◆ Given instruction
Read through the data and count the lines that contain the string "title"; give only the result.

*** Information provided

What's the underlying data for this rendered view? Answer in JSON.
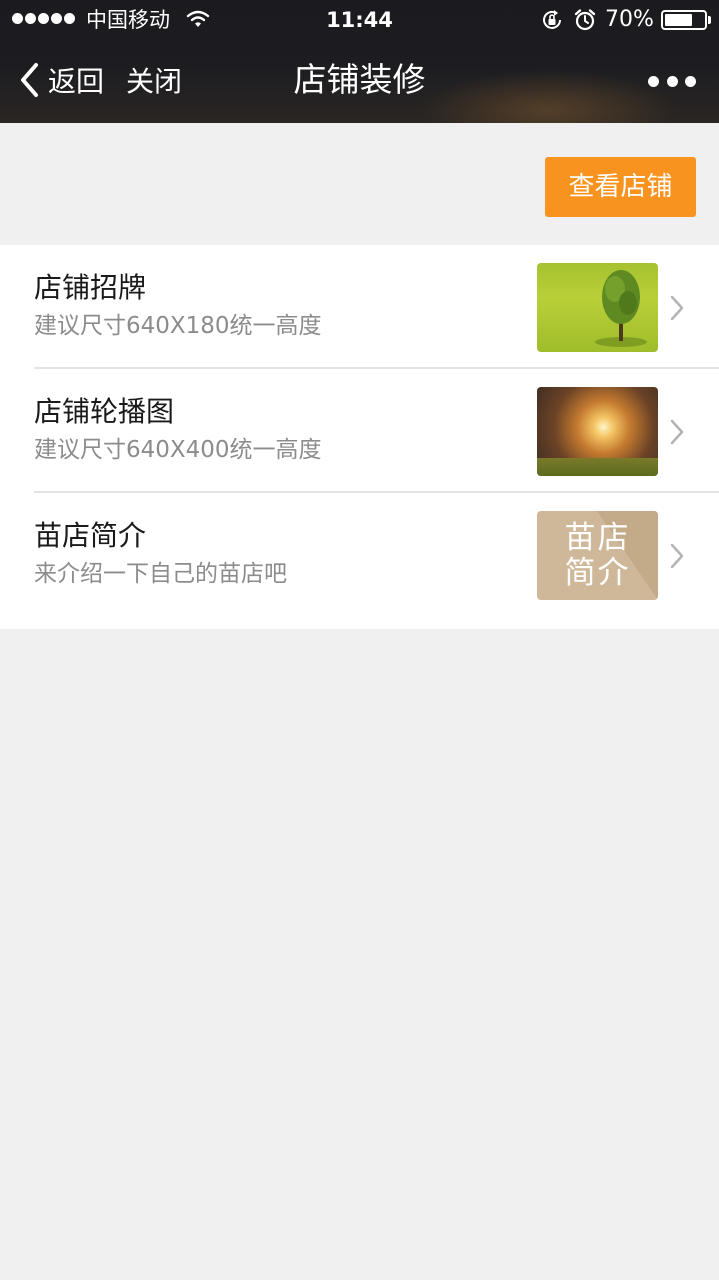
{
  "status_bar": {
    "carrier": "中国移动",
    "time": "11:44",
    "battery": "70%",
    "battery_level": 0.7
  },
  "nav": {
    "back_label": "返回",
    "close_label": "关闭",
    "title": "店铺装修"
  },
  "toolbar": {
    "view_shop_label": "查看店铺",
    "accent_color": "#f7931e"
  },
  "items": [
    {
      "title": "店铺招牌",
      "description": "建议尺寸640X180统一高度",
      "thumbnail": "tree-on-grass"
    },
    {
      "title": "店铺轮播图",
      "description": "建议尺寸640X400统一高度",
      "thumbnail": "sunset-forest"
    },
    {
      "title": "苗店简介",
      "description": "来介绍一下自己的苗店吧",
      "thumbnail": "text-tile",
      "thumbnail_text": [
        "苗店",
        "简介"
      ]
    }
  ]
}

******

◆ Solution to the exercise
4